## Provided data

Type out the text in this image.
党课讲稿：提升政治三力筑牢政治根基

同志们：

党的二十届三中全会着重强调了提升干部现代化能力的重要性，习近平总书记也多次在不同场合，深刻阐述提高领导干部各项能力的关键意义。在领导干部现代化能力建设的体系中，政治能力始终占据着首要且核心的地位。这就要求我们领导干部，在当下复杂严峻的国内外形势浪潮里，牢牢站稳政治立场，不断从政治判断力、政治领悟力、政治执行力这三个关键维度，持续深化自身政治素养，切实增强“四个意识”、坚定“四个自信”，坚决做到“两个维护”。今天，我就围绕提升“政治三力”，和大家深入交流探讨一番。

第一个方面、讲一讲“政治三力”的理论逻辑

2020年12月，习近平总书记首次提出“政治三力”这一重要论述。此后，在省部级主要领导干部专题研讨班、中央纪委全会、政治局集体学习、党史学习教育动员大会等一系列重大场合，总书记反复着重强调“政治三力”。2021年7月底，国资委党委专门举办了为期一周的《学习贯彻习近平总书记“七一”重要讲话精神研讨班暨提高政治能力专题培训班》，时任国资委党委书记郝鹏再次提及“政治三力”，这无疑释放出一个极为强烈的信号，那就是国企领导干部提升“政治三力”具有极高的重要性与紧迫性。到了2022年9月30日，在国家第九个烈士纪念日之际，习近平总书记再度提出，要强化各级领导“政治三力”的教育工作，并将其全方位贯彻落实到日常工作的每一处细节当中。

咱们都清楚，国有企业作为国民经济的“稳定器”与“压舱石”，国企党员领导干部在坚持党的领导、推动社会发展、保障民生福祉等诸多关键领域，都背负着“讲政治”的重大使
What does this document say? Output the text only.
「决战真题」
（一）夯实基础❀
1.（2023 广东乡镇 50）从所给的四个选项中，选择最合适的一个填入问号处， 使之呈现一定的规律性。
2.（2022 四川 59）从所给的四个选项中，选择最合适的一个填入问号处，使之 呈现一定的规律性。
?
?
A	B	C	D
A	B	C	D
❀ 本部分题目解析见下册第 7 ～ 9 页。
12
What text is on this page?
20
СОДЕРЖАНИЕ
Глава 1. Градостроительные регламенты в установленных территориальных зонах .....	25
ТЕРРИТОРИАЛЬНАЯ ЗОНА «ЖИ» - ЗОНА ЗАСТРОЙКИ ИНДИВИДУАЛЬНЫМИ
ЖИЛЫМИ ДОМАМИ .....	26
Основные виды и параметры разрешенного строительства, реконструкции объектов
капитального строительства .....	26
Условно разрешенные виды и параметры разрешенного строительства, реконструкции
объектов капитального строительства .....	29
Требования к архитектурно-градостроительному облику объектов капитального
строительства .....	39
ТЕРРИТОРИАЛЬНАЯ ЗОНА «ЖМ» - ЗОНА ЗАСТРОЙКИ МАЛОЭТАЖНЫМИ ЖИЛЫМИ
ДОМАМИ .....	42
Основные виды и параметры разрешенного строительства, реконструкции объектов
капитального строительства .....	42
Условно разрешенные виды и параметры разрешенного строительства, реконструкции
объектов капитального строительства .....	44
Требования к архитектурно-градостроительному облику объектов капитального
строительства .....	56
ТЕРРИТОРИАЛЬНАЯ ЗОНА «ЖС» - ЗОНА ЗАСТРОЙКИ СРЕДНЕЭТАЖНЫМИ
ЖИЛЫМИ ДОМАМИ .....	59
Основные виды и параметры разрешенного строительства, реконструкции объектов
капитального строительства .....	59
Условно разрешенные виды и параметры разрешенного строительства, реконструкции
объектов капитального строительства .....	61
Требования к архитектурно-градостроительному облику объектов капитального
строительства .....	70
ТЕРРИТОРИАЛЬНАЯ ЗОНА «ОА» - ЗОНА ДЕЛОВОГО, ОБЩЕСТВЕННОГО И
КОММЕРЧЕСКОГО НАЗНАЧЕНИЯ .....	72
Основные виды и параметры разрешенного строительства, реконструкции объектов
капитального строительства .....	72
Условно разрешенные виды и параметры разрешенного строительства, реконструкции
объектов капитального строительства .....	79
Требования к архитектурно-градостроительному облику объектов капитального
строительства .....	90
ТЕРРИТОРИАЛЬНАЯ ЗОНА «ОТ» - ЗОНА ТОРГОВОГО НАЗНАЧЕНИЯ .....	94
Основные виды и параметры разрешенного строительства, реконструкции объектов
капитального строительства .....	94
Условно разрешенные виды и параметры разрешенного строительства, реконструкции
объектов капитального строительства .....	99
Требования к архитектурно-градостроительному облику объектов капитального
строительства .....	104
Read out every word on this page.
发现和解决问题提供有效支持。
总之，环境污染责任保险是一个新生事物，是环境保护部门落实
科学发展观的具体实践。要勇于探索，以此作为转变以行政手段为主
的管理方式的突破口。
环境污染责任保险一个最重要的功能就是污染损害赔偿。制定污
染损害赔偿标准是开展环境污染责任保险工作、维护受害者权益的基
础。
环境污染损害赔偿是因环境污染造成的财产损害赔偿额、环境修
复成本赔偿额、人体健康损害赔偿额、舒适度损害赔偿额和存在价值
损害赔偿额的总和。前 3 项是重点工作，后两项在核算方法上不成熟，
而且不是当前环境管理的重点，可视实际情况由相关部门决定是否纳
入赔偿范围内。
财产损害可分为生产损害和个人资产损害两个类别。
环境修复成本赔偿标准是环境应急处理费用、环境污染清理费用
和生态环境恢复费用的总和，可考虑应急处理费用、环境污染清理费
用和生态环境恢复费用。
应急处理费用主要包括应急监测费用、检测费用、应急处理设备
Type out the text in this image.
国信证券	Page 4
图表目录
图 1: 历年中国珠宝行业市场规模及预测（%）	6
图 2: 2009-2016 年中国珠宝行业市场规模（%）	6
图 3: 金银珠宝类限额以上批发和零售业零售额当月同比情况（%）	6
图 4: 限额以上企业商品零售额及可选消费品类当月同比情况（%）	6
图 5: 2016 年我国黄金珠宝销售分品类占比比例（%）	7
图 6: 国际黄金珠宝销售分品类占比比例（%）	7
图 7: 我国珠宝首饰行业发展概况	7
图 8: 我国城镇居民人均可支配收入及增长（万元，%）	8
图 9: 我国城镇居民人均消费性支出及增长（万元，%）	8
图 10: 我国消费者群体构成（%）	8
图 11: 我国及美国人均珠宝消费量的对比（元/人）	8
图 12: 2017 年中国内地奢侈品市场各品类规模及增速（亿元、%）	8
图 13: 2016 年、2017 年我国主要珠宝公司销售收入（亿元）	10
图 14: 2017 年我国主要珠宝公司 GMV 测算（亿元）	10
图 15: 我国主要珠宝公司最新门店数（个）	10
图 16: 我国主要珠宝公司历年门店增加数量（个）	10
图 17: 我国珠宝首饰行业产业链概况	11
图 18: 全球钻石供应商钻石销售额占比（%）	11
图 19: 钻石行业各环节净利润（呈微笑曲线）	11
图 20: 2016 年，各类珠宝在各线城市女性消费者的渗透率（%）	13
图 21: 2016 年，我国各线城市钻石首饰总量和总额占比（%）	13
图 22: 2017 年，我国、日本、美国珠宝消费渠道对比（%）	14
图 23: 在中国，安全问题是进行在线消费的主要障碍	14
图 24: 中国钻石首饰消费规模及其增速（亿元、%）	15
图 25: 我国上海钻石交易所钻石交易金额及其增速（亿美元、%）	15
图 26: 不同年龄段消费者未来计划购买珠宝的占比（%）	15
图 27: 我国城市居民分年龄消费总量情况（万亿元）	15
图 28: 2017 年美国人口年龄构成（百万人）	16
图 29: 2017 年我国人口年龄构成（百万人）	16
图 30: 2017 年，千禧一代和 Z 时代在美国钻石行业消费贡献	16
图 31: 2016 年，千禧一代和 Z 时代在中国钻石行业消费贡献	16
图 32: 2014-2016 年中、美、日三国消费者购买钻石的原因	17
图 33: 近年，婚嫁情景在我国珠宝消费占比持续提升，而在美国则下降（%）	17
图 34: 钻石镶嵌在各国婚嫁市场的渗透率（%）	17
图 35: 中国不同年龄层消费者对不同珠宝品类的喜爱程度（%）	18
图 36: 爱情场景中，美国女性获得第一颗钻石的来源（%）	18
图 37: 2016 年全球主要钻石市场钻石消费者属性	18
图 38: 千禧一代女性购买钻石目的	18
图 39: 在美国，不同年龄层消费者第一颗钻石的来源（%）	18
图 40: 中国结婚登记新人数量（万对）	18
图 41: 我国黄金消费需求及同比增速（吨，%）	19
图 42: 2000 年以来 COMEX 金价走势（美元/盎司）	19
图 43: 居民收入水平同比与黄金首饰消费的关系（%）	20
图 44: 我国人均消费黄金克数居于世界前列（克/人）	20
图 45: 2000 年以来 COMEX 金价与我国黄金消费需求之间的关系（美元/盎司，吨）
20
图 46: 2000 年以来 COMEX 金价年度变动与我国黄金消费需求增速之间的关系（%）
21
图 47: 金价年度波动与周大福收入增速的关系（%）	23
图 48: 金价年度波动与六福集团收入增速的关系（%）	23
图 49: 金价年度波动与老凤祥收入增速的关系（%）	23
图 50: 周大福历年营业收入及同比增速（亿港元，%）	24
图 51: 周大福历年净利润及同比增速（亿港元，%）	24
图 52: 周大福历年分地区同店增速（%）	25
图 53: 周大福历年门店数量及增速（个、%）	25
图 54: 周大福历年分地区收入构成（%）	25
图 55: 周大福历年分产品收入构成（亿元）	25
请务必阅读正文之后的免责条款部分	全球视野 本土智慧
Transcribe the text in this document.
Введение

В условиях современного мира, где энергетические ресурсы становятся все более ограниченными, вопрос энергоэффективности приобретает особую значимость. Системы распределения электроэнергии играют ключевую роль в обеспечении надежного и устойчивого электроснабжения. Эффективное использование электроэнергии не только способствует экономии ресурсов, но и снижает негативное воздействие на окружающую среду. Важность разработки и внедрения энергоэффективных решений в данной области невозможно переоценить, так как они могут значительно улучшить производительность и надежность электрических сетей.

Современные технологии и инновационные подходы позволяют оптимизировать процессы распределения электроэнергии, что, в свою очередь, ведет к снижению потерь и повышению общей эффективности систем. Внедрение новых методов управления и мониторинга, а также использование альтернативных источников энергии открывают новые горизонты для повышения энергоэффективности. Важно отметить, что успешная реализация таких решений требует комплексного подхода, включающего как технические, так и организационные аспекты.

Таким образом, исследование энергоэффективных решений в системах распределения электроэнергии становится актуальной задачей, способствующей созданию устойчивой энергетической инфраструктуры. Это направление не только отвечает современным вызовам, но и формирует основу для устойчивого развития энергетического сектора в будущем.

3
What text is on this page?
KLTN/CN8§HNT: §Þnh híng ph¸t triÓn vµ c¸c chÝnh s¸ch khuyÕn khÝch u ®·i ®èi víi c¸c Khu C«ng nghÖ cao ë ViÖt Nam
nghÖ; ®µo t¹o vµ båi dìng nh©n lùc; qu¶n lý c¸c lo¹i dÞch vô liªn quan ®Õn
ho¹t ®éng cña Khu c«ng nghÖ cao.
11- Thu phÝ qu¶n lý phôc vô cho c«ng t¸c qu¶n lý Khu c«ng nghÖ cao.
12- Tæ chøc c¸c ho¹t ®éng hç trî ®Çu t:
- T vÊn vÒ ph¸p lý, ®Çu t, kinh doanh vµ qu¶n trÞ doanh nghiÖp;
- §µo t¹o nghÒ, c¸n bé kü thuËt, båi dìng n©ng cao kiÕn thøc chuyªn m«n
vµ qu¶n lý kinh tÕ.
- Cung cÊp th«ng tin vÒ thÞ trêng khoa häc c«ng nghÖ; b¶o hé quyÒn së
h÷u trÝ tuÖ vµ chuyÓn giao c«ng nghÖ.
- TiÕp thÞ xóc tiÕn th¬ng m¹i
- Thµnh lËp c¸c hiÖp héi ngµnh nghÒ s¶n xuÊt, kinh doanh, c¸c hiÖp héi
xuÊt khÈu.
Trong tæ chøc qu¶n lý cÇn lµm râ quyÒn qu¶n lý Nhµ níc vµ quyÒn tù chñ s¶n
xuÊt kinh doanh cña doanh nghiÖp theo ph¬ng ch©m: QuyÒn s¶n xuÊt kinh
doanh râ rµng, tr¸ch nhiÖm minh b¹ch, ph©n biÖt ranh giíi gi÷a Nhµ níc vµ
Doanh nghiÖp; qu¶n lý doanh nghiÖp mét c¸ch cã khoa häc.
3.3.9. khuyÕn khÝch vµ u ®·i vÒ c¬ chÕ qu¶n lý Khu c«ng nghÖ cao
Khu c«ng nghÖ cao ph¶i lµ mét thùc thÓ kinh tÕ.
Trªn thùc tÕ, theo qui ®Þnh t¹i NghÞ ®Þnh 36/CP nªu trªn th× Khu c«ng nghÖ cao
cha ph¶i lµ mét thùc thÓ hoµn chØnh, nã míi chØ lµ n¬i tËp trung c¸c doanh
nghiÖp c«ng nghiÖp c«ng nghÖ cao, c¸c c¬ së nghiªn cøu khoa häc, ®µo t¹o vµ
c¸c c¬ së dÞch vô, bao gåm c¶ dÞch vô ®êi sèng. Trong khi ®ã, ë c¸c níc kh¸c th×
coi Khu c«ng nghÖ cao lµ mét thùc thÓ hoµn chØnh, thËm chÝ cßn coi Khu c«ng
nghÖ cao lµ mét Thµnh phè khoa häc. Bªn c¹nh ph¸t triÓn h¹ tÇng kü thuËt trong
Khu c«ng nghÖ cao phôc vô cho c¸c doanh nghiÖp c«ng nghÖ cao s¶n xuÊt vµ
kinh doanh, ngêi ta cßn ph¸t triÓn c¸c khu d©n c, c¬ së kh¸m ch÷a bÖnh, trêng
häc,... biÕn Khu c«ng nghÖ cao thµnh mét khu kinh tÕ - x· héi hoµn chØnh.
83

## Exercise objective
Filter the records above for "trêng" and copy every matching line.

## Answer to the task
- Cung cÊp th«ng tin vÒ thÞ trêng khoa häc c«ng nghÖ; b¶o hé quyÒn së
kinh doanh, ngêi ta cßn ph¸t triÓn c¸c khu d©n c, c¬ së kh¸m ch÷a bÖnh, trêng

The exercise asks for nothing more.